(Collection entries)
[Start]
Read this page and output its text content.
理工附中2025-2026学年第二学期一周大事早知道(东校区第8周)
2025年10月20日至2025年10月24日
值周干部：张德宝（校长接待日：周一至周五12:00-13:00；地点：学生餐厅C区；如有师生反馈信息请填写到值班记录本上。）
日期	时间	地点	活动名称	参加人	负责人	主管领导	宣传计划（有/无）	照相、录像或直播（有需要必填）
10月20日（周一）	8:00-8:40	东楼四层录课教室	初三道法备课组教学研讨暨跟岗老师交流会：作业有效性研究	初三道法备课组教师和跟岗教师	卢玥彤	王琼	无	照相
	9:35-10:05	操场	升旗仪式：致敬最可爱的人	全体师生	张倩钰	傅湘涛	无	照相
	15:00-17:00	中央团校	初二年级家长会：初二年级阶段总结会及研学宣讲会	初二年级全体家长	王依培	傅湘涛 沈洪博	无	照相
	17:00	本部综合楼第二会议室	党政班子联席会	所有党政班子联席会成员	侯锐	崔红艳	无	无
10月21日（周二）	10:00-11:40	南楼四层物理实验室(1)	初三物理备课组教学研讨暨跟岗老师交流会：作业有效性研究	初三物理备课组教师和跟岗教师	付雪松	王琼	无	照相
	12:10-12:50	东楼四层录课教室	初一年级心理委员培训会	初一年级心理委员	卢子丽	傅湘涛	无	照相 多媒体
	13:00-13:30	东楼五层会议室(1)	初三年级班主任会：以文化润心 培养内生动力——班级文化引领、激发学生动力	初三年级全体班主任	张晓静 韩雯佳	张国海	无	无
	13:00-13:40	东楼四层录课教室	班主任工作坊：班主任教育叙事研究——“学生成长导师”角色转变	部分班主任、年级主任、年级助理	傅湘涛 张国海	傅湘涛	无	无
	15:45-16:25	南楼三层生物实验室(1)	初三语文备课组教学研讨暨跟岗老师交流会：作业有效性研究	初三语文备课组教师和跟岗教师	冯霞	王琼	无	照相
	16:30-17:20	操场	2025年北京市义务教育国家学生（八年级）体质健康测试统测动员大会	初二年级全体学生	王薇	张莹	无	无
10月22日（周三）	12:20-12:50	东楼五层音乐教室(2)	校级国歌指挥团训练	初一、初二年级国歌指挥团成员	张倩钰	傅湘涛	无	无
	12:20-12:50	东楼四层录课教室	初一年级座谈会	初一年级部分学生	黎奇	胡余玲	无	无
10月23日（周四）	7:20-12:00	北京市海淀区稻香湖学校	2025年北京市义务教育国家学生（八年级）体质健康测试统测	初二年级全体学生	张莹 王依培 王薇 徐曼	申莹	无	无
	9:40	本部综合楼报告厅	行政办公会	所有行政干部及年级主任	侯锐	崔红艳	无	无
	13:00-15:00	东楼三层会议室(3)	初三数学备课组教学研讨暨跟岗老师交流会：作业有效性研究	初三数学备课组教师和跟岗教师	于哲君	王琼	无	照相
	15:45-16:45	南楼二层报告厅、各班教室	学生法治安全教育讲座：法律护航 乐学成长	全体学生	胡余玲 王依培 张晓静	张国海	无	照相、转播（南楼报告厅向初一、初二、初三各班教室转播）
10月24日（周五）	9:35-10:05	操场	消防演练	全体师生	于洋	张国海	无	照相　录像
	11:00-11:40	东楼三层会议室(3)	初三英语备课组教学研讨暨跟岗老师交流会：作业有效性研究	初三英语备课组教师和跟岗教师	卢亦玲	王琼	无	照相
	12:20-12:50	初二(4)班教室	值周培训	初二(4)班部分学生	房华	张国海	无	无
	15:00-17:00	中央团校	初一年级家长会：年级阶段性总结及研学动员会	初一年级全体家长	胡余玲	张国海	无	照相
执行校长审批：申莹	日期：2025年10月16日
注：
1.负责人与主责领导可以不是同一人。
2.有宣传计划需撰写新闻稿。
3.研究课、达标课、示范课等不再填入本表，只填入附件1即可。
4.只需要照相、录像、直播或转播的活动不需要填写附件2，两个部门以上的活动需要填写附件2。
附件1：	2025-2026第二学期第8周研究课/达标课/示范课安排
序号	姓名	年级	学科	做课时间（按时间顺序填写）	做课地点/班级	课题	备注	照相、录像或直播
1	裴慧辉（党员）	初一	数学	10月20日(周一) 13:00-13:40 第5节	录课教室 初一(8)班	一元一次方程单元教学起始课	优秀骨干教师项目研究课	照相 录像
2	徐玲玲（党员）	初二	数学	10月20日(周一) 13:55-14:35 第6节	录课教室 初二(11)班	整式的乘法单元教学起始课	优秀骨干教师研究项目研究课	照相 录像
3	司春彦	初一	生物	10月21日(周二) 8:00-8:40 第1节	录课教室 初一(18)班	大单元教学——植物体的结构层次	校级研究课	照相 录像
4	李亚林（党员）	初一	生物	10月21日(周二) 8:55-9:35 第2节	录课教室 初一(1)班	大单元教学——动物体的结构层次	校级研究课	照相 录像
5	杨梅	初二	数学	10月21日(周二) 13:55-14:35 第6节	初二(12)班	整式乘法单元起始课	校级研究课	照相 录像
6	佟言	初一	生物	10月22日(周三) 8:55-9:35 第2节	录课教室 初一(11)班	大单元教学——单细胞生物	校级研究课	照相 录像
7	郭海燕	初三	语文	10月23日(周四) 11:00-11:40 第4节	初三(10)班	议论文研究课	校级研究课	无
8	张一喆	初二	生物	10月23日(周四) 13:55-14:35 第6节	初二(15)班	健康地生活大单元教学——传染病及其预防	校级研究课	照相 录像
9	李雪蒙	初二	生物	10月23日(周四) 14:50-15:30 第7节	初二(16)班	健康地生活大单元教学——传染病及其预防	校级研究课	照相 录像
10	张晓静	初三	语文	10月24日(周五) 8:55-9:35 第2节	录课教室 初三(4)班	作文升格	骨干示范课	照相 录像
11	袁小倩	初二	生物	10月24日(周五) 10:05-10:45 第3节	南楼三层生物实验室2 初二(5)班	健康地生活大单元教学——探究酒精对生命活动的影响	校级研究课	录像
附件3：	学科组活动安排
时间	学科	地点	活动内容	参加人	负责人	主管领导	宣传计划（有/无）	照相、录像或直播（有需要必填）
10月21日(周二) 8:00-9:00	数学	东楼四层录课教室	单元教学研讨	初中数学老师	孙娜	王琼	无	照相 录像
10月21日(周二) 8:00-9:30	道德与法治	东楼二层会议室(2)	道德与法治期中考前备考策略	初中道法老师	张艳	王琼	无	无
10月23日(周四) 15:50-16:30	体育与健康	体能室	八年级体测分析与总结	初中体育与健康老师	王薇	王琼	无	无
[End]
● DIRECTIVE
Repeat back the data above, exact to the last character.

● RESULT
Read this page and output its text content.
理工附中2025-2026学年第二学期一周大事早知道(东校区第8周)
2025年10月20日至2025年10月24日
值周干部：张德宝（校长接待日：周一至周五12:00-13:00；地点：学生餐厅C区；如有师生反馈信息请填写到值班记录本上。）
日期	时间	地点	活动名称	参加人	负责人	主管领导	宣传计划（有/无）	照相、录像或直播（有需要必填）
10月20日（周一）	8:00-8:40	东楼四层录课教室	初三道法备课组教学研讨暨跟岗老师交流会：作业有效性研究	初三道法备课组教师和跟岗教师	卢玥彤	王琼	无	照相
	9:35-10:05	操场	升旗仪式：致敬最可爱的人	全体师生	张倩钰	傅湘涛	无	照相
	15:00-17:00	中央团校	初二年级家长会：初二年级阶段总结会及研学宣讲会	初二年级全体家长	王依培	傅湘涛 沈洪博	无	照相
	17:00	本部综合楼第二会议室	党政班子联席会	所有党政班子联席会成员	侯锐	崔红艳	无	无
10月21日（周二）	10:00-11:40	南楼四层物理实验室(1)	初三物理备课组教学研讨暨跟岗老师交流会：作业有效性研究	初三物理备课组教师和跟岗教师	付雪松	王琼	无	照相
	12:10-12:50	东楼四层录课教室	初一年级心理委员培训会	初一年级心理委员	卢子丽	傅湘涛	无	照相 多媒体
	13:00-13:30	东楼五层会议室(1)	初三年级班主任会：以文化润心 培养内生动力——班级文化引领、激发学生动力	初三年级全体班主任	张晓静 韩雯佳	张国海	无	无
	13:00-13:40	东楼四层录课教室	班主任工作坊：班主任教育叙事研究——“学生成长导师”角色转变	部分班主任、年级主任、年级助理	傅湘涛 张国海	傅湘涛	无	无
	15:45-16:25	南楼三层生物实验室(1)	初三语文备课组教学研讨暨跟岗老师交流会：作业有效性研究	初三语文备课组教师和跟岗教师	冯霞	王琼	无	照相
	16:30-17:20	操场	2025年北京市义务教育国家学生（八年级）体质健康测试统测动员大会	初二年级全体学生	王薇	张莹	无	无
10月22日（周三）	12:20-12:50	东楼五层音乐教室(2)	校级国歌指挥团训练	初一、初二年级国歌指挥团成员	张倩钰	傅湘涛	无	无
	12:20-12:50	东楼四层录课教室	初一年级座谈会	初一年级部分学生	黎奇	胡余玲	无	无
10月23日（周四）	7:20-12:00	北京市海淀区稻香湖学校	2025年北京市义务教育国家学生（八年级）体质健康测试统测	初二年级全体学生	张莹 王依培 王薇 徐曼	申莹	无	无
	9:40	本部综合楼报告厅	行政办公会	所有行政干部及年级主任	侯锐	崔红艳	无	无
	13:00-15:00	东楼三层会议室(3)	初三数学备课组教学研讨暨跟岗老师交流会：作业有效性研究	初三数学备课组教师和跟岗教师	于哲君	王琼	无	照相
	15:45-16:45	南楼二层报告厅、各班教室	学生法治安全教育讲座：法律护航 乐学成长	全体学生	胡余玲 王依培 张晓静	张国海	无	照相、转播（南楼报告厅向初一、初二、初三各班教室转播）
10月24日（周五）	9:35-10:05	操场	消防演练	全体师生	于洋	张国海	无	照相　录像
	11:00-11:40	东楼三层会议室(3)	初三英语备课组教学研讨暨跟岗老师交流会：作业有效性研究	初三英语备课组教师和跟岗教师	卢亦玲	王琼	无	照相
	12:20-12:50	初二(4)班教室	值周培训	初二(4)班部分学生	房华	张国海	无	无
	15:00-17:00	中央团校	初一年级家长会：年级阶段性总结及研学动员会	初一年级全体家长	胡余玲	张国海	无	照相
执行校长审批：申莹	日期：2025年10月16日
注：
1.负责人与主责领导可以不是同一人。
2.有宣传计划需撰写新闻稿。
3.研究课、达标课、示范课等不再填入本表，只填入附件1即可。
4.只需要照相、录像、直播或转播的活动不需要填写附件2，两个部门以上的活动需要填写附件2。
附件1：	2025-2026第二学期第8周研究课/达标课/示范课安排
序号	姓名	年级	学科	做课时间（按时间顺序填写）	做课地点/班级	课题	备注	照相、录像或直播
1	裴慧辉（党员）	初一	数学	10月20日(周一) 13:00-13:40 第5节	录课教室 初一(8)班	一元一次方程单元教学起始课	优秀骨干教师项目研究课	照相 录像
2	徐玲玲（党员）	初二	数学	10月20日(周一) 13:55-14:35 第6节	录课教室 初二(11)班	整式的乘法单元教学起始课	优秀骨干教师研究项目研究课	照相 录像
3	司春彦	初一	生物	10月21日(周二) 8:00-8:40 第1节	录课教室 初一(18)班	大单元教学——植物体的结构层次	校级研究课	照相 录像
4	李亚林（党员）	初一	生物	10月21日(周二) 8:55-9:35 第2节	录课教室 初一(1)班	大单元教学——动物体的结构层次	校级研究课	照相 录像
5	杨梅	初二	数学	10月21日(周二) 13:55-14:35 第6节	初二(12)班	整式乘法单元起始课	校级研究课	照相 录像
6	佟言	初一	生物	10月22日(周三) 8:55-9:35 第2节	录课教室 初一(11)班	大单元教学——单细胞生物	校级研究课	照相 录像
7	郭海燕	初三	语文	10月23日(周四) 11:00-11:40 第4节	初三(10)班	议论文研究课	校级研究课	无
8	张一喆	初二	生物	10月23日(周四) 13:55-14:35 第6节	初二(15)班	健康地生活大单元教学——传染病及其预防	校级研究课	照相 录像
9	李雪蒙	初二	生物	10月23日(周四) 14:50-15:30 第7节	初二(16)班	健康地生活大单元教学——传染病及其预防	校级研究课	照相 录像
10	张晓静	初三	语文	10月24日(周五) 8:55-9:35 第2节	录课教室 初三(4)班	作文升格	骨干示范课	照相 录像
11	袁小倩	初二	生物	10月24日(周五) 10:05-10:45 第3节	南楼三层生物实验室2 初二(5)班	健康地生活大单元教学——探究酒精对生命活动的影响	校级研究课	录像
附件3：	学科组活动安排
时间	学科	地点	活动内容	参加人	负责人	主管领导	宣传计划（有/无）	照相、录像或直播（有需要必填）
10月21日(周二) 8:00-9:00	数学	东楼四层录课教室	单元教学研讨	初中数学老师	孙娜	王琼	无	照相 录像
10月21日(周二) 8:00-9:30	道德与法治	东楼二层会议室(2)	道德与法治期中考前备考策略	初中道法老师	张艳	王琼	无	无
10月23日(周四) 15:50-16:30	体育与健康	体能室	八年级体测分析与总结	初中体育与健康老师	王薇	王琼	无	无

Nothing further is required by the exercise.